*Work required:* Gather each line of the entries below that includes "Sampling".

──────── The input ────────

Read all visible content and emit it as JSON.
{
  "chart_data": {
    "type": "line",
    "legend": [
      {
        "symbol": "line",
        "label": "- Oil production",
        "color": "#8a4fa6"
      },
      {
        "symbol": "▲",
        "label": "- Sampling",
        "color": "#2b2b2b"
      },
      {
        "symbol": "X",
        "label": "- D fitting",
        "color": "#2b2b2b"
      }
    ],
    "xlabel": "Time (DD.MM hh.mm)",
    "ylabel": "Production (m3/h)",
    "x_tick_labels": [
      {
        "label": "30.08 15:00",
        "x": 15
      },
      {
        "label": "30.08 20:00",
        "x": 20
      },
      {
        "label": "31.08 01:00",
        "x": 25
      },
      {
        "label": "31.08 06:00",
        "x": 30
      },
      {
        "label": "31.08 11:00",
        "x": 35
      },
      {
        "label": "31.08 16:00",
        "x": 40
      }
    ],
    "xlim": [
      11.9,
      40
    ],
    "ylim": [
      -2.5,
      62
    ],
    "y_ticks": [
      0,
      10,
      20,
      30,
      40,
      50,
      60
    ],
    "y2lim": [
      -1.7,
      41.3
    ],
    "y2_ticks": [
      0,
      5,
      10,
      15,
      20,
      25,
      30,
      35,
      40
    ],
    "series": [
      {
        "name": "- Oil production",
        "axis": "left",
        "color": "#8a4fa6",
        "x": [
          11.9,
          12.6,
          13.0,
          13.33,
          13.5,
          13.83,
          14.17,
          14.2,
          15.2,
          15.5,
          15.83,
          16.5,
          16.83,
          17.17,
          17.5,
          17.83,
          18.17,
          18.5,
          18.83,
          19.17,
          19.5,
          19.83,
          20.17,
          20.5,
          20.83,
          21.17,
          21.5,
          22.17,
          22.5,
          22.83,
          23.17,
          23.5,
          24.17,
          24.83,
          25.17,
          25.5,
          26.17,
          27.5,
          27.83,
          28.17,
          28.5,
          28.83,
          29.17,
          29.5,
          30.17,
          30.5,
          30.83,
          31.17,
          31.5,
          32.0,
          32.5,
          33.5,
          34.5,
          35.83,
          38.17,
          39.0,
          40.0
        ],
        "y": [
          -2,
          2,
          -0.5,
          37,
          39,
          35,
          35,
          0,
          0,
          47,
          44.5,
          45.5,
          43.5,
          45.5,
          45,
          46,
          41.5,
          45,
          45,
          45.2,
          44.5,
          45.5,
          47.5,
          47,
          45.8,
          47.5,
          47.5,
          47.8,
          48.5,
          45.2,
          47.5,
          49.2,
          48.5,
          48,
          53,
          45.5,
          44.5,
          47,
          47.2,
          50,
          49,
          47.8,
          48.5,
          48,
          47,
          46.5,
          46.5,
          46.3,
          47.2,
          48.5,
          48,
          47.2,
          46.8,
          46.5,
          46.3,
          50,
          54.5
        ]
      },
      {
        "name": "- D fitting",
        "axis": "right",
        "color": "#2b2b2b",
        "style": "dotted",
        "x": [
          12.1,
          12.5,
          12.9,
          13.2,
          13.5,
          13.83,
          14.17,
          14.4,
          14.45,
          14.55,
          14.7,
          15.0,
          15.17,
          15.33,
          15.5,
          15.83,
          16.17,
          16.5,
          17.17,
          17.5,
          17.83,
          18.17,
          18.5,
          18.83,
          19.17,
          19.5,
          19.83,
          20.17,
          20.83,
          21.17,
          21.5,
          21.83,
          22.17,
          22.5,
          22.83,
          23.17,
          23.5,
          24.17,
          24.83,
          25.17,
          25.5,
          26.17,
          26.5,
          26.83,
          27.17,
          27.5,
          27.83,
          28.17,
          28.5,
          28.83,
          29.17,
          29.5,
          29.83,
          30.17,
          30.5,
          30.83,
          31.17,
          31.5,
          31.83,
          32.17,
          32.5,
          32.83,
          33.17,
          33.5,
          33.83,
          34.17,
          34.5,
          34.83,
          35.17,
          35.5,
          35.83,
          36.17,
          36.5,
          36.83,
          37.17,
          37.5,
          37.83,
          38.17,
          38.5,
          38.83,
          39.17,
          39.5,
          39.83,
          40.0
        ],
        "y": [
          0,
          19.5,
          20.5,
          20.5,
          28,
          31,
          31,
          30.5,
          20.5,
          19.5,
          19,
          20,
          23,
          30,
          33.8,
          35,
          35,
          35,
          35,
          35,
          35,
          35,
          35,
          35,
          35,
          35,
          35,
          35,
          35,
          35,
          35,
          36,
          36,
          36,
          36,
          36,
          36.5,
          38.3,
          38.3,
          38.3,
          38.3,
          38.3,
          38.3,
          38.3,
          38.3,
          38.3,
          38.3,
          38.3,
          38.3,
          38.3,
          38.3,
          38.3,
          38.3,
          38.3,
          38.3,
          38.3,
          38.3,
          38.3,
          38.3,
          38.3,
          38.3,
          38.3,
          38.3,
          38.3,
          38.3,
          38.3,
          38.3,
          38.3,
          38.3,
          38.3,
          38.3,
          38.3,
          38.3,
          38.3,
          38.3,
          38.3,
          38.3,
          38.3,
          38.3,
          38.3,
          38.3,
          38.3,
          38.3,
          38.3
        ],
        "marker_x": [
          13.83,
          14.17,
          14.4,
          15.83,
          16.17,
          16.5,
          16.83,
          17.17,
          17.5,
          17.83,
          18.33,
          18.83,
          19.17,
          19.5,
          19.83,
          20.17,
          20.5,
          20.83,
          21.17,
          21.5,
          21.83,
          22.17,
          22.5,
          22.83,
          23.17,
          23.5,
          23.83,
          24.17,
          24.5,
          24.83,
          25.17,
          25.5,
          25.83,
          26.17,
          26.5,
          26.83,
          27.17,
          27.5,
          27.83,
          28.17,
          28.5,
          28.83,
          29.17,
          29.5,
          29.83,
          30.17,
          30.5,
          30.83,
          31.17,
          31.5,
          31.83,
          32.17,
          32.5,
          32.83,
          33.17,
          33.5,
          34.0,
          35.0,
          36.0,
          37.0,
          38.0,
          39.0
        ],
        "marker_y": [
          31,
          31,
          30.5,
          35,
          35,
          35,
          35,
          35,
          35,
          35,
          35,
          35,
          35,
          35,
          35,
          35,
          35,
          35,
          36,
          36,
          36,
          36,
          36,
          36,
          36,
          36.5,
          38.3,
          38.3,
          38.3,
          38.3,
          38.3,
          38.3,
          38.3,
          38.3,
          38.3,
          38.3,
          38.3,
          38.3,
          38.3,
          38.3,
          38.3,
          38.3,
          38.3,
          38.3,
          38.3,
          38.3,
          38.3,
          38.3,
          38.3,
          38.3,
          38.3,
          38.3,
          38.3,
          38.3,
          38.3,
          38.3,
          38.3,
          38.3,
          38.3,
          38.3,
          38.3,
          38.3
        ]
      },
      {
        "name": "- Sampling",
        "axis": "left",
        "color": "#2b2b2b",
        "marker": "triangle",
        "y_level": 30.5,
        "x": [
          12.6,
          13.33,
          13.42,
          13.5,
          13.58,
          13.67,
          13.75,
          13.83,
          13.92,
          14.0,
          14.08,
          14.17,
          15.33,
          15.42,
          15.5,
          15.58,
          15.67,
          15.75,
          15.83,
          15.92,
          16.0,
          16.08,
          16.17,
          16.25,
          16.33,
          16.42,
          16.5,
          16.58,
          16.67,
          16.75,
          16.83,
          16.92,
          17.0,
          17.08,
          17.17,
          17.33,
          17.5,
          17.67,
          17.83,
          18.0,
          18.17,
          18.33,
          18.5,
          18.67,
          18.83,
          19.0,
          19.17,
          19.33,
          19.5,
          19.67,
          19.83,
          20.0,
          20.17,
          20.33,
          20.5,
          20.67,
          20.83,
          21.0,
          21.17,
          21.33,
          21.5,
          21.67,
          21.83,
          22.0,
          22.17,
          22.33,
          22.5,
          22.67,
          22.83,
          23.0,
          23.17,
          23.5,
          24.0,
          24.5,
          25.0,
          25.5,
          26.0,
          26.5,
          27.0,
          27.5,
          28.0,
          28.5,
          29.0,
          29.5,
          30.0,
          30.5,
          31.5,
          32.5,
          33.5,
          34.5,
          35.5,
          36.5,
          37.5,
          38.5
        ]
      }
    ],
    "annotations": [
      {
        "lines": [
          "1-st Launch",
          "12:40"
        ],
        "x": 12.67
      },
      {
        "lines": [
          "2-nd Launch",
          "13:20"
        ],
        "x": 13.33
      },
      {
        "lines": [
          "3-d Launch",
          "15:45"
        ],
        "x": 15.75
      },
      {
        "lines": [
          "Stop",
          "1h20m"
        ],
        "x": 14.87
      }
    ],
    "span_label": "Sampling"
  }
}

────────

*Output for this exercise:*
        "label": "- Sampling",
        "name": "- Sampling",
    "span_label": "Sampling"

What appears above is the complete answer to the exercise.